Collected data entries:
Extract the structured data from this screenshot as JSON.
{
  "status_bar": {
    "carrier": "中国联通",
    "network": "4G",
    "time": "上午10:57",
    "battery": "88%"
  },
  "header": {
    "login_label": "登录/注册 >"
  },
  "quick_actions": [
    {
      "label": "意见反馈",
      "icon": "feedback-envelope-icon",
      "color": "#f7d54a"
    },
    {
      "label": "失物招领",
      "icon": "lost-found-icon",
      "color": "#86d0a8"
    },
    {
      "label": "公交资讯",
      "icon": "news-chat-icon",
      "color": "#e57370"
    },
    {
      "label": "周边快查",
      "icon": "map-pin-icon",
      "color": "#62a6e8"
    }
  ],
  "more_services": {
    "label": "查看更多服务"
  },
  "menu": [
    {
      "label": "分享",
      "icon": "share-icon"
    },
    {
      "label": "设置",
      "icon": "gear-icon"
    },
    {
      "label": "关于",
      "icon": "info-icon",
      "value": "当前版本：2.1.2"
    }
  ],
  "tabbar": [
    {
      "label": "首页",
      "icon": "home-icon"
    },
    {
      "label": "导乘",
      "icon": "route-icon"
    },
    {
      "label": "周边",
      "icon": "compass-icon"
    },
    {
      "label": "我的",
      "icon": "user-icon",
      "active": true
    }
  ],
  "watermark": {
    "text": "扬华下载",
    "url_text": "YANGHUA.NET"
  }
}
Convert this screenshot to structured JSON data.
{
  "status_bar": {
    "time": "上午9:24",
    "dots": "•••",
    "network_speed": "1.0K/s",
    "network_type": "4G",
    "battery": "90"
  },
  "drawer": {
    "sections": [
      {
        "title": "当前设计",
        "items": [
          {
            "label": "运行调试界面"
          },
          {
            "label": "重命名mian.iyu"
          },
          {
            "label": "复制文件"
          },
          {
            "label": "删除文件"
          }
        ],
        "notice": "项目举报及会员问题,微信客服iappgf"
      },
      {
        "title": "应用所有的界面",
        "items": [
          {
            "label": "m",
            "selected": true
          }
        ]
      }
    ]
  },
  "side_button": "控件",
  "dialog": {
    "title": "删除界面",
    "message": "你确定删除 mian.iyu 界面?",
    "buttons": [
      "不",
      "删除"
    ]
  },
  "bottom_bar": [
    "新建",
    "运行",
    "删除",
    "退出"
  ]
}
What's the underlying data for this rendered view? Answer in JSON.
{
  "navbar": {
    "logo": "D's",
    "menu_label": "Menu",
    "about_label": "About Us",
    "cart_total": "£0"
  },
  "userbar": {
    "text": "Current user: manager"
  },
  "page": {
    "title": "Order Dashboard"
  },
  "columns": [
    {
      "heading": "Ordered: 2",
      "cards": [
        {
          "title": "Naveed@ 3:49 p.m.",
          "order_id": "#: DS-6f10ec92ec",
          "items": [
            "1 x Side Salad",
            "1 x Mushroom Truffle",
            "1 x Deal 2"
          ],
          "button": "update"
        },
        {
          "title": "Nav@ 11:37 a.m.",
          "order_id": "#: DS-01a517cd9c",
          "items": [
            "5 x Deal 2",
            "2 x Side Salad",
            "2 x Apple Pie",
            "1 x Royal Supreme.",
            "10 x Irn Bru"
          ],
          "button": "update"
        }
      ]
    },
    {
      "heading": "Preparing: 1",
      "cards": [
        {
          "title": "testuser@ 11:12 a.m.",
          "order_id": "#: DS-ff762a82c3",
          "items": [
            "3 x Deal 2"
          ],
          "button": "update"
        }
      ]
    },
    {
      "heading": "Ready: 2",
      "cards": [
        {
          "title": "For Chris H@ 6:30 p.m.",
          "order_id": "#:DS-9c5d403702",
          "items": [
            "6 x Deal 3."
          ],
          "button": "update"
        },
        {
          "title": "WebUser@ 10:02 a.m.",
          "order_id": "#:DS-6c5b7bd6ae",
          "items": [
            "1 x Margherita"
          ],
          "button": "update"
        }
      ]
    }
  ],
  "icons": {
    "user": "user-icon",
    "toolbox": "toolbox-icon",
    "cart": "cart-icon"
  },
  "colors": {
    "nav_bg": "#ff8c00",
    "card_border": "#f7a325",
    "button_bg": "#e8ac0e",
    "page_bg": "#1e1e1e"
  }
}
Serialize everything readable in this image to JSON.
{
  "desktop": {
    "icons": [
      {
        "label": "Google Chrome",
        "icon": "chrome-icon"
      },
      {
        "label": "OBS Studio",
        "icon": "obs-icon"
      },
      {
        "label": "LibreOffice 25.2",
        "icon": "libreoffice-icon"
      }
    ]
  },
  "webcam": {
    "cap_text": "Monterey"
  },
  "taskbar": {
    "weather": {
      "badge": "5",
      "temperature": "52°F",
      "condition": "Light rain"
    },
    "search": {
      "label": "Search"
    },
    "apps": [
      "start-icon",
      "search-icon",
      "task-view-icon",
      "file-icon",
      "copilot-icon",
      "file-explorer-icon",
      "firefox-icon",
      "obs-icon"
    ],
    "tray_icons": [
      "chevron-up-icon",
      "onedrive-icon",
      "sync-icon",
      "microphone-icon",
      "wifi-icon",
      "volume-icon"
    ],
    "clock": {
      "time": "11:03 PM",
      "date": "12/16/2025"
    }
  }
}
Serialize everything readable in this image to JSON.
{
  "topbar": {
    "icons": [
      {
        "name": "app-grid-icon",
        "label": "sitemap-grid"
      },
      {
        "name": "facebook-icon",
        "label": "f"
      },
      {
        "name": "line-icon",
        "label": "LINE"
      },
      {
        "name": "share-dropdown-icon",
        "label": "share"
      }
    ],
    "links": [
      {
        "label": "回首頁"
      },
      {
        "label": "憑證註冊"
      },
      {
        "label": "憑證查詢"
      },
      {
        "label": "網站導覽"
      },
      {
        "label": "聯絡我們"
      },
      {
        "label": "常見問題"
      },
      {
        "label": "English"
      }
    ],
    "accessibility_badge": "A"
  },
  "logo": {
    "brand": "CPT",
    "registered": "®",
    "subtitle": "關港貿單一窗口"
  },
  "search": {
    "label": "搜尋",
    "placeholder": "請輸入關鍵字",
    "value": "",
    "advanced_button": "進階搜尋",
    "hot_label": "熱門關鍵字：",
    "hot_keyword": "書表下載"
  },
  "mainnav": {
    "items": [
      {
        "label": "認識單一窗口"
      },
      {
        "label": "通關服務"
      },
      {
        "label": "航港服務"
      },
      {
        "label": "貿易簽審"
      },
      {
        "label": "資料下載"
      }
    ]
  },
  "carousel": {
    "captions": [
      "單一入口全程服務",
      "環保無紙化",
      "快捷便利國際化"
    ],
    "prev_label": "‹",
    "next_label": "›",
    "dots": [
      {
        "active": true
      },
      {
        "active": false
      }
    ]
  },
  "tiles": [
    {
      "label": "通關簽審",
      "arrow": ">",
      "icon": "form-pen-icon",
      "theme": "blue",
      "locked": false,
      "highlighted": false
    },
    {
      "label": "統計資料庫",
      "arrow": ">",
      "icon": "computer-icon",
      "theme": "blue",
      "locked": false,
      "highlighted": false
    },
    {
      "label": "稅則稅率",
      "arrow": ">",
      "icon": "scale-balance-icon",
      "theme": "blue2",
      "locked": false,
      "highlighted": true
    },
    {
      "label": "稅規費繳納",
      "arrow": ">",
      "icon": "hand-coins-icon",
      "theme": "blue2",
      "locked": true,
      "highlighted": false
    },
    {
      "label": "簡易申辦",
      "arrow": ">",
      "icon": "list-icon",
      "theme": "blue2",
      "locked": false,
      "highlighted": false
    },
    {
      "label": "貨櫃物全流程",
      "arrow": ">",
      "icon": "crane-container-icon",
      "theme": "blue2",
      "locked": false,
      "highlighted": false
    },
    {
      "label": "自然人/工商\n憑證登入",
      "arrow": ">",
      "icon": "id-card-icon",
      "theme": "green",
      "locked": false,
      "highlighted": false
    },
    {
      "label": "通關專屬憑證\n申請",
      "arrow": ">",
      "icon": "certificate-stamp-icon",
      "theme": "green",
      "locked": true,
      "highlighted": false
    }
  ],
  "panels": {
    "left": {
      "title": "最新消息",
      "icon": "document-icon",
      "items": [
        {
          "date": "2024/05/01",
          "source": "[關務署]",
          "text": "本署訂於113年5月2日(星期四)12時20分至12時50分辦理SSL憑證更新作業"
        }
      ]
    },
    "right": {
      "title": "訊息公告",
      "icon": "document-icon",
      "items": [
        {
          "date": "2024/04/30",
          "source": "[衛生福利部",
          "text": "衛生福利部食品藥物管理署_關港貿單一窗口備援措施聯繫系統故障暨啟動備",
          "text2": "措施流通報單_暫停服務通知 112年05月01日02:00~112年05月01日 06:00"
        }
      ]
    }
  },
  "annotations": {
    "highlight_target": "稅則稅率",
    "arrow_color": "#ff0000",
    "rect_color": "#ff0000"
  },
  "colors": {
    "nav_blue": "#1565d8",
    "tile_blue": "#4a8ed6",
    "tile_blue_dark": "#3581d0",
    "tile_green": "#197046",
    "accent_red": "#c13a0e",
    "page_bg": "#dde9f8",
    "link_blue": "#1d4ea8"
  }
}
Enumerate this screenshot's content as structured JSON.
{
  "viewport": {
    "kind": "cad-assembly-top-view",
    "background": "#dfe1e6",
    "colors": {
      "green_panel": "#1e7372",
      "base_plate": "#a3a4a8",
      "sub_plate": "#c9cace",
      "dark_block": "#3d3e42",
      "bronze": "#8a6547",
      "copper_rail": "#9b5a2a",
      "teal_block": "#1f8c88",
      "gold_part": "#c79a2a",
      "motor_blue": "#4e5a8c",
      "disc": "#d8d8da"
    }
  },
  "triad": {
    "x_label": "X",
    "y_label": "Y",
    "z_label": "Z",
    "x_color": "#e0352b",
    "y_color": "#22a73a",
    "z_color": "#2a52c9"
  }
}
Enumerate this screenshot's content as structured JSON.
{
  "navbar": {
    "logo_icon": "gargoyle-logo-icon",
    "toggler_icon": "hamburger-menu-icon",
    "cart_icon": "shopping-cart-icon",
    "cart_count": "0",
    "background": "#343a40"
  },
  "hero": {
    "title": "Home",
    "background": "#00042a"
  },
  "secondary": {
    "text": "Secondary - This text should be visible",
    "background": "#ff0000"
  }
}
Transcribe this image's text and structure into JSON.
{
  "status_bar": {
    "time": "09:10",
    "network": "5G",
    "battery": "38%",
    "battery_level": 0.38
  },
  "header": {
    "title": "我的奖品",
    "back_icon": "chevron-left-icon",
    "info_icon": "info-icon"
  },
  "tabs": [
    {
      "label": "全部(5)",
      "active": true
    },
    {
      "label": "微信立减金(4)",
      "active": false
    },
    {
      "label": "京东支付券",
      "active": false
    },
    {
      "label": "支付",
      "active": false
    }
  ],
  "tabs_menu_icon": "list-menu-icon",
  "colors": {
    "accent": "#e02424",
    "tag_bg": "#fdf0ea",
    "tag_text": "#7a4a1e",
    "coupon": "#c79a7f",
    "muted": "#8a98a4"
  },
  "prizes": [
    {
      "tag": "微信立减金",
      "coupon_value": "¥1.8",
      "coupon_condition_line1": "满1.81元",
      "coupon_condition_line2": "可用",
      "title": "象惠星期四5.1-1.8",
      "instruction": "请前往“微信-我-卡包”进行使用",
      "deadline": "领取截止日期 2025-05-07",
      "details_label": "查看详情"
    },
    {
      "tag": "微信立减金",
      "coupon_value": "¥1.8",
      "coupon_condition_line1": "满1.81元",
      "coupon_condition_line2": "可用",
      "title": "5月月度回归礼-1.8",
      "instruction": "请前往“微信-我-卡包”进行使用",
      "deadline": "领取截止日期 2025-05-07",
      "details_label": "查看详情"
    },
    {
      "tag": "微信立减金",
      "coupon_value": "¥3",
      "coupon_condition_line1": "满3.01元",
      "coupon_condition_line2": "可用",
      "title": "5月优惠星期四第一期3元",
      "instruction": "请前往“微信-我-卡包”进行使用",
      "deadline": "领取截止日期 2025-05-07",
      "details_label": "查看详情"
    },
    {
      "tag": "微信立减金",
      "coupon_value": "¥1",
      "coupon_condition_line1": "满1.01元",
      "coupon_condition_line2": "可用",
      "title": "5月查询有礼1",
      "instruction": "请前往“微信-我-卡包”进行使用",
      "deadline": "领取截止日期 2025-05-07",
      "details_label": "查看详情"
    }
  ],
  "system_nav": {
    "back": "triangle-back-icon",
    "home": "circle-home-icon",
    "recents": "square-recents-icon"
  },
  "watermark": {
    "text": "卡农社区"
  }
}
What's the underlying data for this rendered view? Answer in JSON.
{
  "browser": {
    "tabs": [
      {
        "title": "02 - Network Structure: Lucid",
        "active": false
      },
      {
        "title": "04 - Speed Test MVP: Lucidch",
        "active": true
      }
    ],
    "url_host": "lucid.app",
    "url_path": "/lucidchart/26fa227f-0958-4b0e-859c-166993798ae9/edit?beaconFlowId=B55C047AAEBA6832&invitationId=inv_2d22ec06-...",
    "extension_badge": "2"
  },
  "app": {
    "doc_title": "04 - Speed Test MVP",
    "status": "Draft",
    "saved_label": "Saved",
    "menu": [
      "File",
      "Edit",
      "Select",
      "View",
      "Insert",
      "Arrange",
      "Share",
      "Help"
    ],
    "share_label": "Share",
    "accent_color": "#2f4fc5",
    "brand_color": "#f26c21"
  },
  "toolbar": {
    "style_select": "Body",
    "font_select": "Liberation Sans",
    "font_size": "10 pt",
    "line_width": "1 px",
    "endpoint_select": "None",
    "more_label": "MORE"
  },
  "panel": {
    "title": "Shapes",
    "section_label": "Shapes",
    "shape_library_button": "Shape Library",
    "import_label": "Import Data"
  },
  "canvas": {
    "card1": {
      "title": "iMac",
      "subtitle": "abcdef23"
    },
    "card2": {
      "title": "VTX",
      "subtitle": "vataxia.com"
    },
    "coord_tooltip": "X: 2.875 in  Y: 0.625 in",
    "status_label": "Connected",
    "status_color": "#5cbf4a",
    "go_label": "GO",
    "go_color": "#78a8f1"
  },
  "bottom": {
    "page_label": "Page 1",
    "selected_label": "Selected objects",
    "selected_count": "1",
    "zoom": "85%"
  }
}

Do this
Identify the lines above with the word "subtitle". Copy them.

Exercise solution
    "subtitle": "關港貿單一窗口"
      "subtitle": "abcdef23"
      "subtitle": "vataxia.com"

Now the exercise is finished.